▸ **Stated goal**: Pull out every line of the items from the very first one through the line containing "x-tick-label: 2003 (654, 621, 695, 636)", that line included, and reproduce them character for character.

▸ **Given records**:
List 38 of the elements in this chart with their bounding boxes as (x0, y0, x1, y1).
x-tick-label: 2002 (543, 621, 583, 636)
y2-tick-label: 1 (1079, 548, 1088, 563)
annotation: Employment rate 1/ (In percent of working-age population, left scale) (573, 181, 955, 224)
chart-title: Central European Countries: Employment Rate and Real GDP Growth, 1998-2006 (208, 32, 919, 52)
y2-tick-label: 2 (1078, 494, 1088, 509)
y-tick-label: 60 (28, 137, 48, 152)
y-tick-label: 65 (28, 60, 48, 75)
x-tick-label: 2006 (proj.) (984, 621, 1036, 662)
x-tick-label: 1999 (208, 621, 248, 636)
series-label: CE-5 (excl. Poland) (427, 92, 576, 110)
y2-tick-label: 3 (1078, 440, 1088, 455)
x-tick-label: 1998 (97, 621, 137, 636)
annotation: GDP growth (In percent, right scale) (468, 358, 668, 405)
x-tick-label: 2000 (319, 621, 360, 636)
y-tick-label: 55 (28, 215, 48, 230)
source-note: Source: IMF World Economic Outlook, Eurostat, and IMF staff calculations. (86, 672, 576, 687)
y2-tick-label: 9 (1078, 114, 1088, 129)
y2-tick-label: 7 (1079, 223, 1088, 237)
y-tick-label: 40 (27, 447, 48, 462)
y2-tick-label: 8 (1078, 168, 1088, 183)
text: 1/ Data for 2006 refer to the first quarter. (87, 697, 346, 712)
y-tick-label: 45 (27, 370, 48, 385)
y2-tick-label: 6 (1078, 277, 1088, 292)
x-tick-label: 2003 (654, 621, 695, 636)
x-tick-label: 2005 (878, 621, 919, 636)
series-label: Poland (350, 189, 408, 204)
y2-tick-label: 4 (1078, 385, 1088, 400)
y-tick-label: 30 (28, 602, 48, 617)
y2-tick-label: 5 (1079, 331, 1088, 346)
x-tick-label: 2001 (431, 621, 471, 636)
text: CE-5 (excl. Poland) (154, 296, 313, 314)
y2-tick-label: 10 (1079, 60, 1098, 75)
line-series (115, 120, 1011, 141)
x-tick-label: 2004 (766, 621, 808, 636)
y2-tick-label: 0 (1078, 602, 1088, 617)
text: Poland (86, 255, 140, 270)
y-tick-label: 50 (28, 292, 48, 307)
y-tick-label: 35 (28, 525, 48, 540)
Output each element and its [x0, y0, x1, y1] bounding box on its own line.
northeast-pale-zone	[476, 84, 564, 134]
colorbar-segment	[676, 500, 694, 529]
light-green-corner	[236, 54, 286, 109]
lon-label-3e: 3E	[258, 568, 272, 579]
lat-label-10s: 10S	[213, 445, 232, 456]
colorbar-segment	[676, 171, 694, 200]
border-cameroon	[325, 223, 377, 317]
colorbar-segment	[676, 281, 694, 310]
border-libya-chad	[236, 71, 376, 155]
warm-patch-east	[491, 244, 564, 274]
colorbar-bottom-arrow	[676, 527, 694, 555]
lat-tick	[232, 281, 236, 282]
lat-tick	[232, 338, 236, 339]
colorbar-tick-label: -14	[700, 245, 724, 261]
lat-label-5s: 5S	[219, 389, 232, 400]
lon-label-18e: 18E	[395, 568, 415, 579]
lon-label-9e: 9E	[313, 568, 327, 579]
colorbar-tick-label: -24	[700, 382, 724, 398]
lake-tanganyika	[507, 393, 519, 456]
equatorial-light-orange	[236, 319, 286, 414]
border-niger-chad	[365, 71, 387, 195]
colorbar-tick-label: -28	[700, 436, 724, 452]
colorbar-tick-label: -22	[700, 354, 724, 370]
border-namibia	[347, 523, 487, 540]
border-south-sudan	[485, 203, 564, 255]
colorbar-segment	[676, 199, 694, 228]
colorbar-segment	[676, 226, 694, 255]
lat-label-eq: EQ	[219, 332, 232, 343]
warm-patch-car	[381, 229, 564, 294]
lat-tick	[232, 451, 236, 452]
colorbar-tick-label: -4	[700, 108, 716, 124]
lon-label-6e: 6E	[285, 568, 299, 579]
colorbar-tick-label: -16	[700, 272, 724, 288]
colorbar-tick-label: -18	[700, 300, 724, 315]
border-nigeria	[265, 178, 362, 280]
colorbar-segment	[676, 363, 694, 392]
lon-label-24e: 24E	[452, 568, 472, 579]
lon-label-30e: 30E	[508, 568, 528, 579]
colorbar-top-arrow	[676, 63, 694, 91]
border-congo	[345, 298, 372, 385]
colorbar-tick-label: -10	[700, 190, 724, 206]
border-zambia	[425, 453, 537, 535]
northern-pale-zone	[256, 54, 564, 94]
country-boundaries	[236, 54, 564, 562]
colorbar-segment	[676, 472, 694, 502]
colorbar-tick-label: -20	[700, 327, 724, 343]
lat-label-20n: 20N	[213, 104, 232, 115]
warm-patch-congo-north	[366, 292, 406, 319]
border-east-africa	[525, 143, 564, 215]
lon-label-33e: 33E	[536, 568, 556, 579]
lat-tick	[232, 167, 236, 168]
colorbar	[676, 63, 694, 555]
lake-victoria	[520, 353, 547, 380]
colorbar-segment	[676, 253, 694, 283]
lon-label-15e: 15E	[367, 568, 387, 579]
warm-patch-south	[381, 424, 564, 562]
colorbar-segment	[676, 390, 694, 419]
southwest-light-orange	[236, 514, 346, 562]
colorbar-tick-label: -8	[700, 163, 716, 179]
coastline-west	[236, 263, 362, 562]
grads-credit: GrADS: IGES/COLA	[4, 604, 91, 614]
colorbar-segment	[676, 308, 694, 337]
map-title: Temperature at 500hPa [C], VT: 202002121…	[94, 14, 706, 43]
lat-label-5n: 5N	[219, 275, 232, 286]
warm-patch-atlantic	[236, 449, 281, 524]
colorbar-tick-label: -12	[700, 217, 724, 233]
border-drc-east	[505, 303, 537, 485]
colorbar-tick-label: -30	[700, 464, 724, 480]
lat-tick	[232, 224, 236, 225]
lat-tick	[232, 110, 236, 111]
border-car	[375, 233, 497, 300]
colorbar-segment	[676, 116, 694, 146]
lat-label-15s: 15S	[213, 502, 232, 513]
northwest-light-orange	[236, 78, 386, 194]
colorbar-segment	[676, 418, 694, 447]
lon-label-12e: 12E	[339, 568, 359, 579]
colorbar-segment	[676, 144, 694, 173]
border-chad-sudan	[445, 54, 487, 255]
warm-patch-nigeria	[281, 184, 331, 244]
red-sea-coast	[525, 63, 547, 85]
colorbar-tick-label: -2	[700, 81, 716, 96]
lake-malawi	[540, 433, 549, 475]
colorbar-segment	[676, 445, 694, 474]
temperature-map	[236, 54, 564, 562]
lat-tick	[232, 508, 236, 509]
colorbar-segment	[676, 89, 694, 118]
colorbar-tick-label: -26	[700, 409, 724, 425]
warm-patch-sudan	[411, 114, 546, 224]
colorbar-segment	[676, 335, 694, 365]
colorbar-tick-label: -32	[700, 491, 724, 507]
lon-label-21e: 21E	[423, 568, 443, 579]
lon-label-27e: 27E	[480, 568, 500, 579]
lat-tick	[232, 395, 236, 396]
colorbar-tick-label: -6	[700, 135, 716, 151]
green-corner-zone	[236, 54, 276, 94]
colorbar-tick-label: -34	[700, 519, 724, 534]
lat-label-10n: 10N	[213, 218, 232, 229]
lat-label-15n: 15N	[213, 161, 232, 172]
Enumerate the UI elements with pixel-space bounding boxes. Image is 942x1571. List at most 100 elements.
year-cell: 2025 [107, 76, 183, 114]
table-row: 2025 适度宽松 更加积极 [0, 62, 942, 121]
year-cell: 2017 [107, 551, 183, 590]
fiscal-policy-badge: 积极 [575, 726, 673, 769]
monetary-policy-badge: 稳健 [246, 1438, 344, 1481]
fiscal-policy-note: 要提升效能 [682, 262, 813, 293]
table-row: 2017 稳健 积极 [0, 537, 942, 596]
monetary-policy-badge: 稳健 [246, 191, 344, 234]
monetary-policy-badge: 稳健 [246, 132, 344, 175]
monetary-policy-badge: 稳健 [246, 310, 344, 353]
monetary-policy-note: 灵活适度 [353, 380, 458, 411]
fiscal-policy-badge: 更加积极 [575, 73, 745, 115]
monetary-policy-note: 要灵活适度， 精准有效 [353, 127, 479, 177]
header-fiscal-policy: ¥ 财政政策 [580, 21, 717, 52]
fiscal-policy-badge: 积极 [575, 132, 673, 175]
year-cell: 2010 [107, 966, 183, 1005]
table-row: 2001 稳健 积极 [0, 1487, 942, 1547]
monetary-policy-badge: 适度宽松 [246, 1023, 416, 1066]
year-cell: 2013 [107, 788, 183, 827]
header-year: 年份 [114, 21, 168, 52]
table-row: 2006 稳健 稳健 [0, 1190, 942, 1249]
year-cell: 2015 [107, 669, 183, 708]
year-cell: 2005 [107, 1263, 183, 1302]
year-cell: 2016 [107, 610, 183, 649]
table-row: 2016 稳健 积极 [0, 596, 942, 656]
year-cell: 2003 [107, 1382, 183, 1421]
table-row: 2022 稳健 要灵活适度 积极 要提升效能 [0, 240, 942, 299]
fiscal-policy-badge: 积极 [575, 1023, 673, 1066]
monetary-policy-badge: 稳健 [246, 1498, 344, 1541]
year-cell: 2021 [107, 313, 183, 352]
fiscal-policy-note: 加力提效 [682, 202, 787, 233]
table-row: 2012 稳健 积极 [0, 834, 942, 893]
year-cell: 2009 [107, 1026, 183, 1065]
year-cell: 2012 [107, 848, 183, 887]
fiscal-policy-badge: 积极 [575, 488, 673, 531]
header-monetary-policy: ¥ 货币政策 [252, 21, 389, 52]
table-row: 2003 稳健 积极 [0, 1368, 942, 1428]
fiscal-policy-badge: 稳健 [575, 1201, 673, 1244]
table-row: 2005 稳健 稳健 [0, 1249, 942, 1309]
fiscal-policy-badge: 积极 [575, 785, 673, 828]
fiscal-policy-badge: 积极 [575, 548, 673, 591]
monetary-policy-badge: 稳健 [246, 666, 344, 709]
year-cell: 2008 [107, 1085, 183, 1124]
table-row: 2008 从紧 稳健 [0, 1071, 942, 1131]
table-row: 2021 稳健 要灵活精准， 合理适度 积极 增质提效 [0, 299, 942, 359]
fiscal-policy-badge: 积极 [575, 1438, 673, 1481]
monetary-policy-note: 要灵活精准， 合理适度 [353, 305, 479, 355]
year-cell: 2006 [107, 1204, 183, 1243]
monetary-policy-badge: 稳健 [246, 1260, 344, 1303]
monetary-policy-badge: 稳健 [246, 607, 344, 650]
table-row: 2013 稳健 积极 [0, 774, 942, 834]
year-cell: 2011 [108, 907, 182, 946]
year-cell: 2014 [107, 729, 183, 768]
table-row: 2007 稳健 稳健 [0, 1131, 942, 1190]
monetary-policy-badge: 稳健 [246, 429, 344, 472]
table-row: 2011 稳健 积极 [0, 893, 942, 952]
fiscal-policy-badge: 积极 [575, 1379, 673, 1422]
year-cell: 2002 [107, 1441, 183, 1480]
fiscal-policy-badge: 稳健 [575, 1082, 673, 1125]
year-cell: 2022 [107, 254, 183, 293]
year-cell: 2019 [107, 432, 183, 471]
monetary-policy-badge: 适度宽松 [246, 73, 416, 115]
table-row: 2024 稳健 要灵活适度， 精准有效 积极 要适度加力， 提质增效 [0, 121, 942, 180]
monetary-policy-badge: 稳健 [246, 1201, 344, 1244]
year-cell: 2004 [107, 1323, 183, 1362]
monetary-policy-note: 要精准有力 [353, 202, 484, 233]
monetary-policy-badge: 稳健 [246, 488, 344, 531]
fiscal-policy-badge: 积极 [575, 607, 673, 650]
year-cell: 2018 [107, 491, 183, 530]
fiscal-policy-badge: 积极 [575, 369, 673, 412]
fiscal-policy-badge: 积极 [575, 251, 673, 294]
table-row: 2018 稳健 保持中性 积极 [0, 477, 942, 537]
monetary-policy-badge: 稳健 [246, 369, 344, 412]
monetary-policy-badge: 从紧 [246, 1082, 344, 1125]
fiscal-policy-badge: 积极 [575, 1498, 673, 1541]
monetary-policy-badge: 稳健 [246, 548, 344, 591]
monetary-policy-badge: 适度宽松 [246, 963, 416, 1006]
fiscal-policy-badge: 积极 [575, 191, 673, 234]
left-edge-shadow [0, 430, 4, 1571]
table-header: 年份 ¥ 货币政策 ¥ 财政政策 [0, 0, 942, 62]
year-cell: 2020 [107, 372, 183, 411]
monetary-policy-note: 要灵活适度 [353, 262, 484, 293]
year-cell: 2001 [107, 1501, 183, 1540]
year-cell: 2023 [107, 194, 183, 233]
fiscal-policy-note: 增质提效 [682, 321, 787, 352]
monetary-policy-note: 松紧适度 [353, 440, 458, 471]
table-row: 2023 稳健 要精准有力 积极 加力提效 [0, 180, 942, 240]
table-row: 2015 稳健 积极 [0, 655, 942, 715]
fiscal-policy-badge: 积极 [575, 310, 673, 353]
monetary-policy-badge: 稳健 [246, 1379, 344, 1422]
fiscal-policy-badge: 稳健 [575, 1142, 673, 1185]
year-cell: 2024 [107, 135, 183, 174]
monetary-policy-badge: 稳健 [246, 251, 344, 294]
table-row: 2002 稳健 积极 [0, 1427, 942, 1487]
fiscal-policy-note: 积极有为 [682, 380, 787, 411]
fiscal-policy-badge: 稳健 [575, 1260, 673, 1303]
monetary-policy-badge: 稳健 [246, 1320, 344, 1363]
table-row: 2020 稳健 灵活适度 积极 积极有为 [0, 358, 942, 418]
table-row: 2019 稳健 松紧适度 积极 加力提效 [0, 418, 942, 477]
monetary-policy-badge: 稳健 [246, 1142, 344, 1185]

▸ **Result for this task**:
List 38 of the elements in this chart with their bounding boxes as (x0, y0, x1, y1).
x-tick-label: 2002 (543, 621, 583, 636)
y2-tick-label: 1 (1079, 548, 1088, 563)
annotation: Employment rate 1/ (In percent of working-age population, left scale) (573, 181, 955, 224)
chart-title: Central European Countries: Employment Rate and Real GDP Growth, 1998-2006 (208, 32, 919, 52)
y2-tick-label: 2 (1078, 494, 1088, 509)
y-tick-label: 60 (28, 137, 48, 152)
y-tick-label: 65 (28, 60, 48, 75)
x-tick-label: 2006 (proj.) (984, 621, 1036, 662)
x-tick-label: 1999 (208, 621, 248, 636)
series-label: CE-5 (excl. Poland) (427, 92, 576, 110)
y2-tick-label: 3 (1078, 440, 1088, 455)
x-tick-label: 1998 (97, 621, 137, 636)
annotation: GDP growth (In percent, right scale) (468, 358, 668, 405)
x-tick-label: 2000 (319, 621, 360, 636)
y-tick-label: 55 (28, 215, 48, 230)
source-note: Source: IMF World Economic Outlook, Eurostat, and IMF staff calculations. (86, 672, 576, 687)
y2-tick-label: 9 (1078, 114, 1088, 129)
y2-tick-label: 7 (1079, 223, 1088, 237)
y-tick-label: 40 (27, 447, 48, 462)
y2-tick-label: 8 (1078, 168, 1088, 183)
text: 1/ Data for 2006 refer to the first quarter. (87, 697, 346, 712)
y-tick-label: 45 (27, 370, 48, 385)
y2-tick-label: 6 (1078, 277, 1088, 292)
x-tick-label: 2003 (654, 621, 695, 636)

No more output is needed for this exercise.